#### [Written instruction]
Search the material below for the word "SecurityHealthService" and copy every line in which it occurs.

-- start Working data --

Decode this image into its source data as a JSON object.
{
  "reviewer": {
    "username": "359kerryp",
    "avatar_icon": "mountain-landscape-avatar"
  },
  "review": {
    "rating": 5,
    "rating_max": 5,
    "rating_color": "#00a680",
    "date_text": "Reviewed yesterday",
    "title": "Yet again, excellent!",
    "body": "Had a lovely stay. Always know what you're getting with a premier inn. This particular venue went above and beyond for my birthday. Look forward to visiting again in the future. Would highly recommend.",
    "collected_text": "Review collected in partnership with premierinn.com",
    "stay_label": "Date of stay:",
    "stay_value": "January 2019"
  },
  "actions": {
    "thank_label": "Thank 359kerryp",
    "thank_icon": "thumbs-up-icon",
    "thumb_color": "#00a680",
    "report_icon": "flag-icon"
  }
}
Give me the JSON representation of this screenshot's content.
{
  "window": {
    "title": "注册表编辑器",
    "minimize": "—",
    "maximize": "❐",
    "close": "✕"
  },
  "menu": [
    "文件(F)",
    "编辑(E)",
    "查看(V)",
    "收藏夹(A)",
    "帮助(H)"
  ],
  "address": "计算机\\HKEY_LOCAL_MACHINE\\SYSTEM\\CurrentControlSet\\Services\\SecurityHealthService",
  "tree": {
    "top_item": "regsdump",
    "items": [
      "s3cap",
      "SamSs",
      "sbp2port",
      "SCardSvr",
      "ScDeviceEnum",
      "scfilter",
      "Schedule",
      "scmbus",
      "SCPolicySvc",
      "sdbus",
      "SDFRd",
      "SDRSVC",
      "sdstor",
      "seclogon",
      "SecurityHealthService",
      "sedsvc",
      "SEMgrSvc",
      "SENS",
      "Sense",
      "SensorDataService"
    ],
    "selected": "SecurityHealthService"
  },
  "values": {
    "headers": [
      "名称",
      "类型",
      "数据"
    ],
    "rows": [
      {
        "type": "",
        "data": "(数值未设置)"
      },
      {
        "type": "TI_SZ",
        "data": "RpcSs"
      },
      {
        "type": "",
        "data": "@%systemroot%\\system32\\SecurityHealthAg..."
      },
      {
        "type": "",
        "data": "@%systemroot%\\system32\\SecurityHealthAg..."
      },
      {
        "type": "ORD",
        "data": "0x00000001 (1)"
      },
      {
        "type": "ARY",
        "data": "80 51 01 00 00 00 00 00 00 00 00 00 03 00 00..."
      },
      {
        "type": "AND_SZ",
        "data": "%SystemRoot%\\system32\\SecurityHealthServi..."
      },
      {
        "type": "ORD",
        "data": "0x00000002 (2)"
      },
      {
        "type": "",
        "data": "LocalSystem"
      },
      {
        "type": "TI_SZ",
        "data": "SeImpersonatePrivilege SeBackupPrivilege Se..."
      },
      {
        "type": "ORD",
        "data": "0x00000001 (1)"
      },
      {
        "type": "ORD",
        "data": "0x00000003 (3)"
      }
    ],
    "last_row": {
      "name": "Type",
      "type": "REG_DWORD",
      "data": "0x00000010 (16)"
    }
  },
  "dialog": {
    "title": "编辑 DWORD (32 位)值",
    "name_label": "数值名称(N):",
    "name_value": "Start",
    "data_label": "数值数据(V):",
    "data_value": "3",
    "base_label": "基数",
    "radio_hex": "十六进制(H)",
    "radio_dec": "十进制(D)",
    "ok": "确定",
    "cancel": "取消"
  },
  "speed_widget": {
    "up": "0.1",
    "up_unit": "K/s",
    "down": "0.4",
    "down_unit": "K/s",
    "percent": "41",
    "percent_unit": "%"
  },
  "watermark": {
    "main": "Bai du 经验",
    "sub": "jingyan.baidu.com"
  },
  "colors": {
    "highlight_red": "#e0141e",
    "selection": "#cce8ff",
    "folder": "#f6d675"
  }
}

-- end Working data --

#### [Exercise result]
  "address": "计算机\\HKEY_LOCAL_MACHINE\\SYSTEM\\CurrentControlSet\\Services\\SecurityHealthService",
      "SecurityHealthService",
    "selected": "SecurityHealthService"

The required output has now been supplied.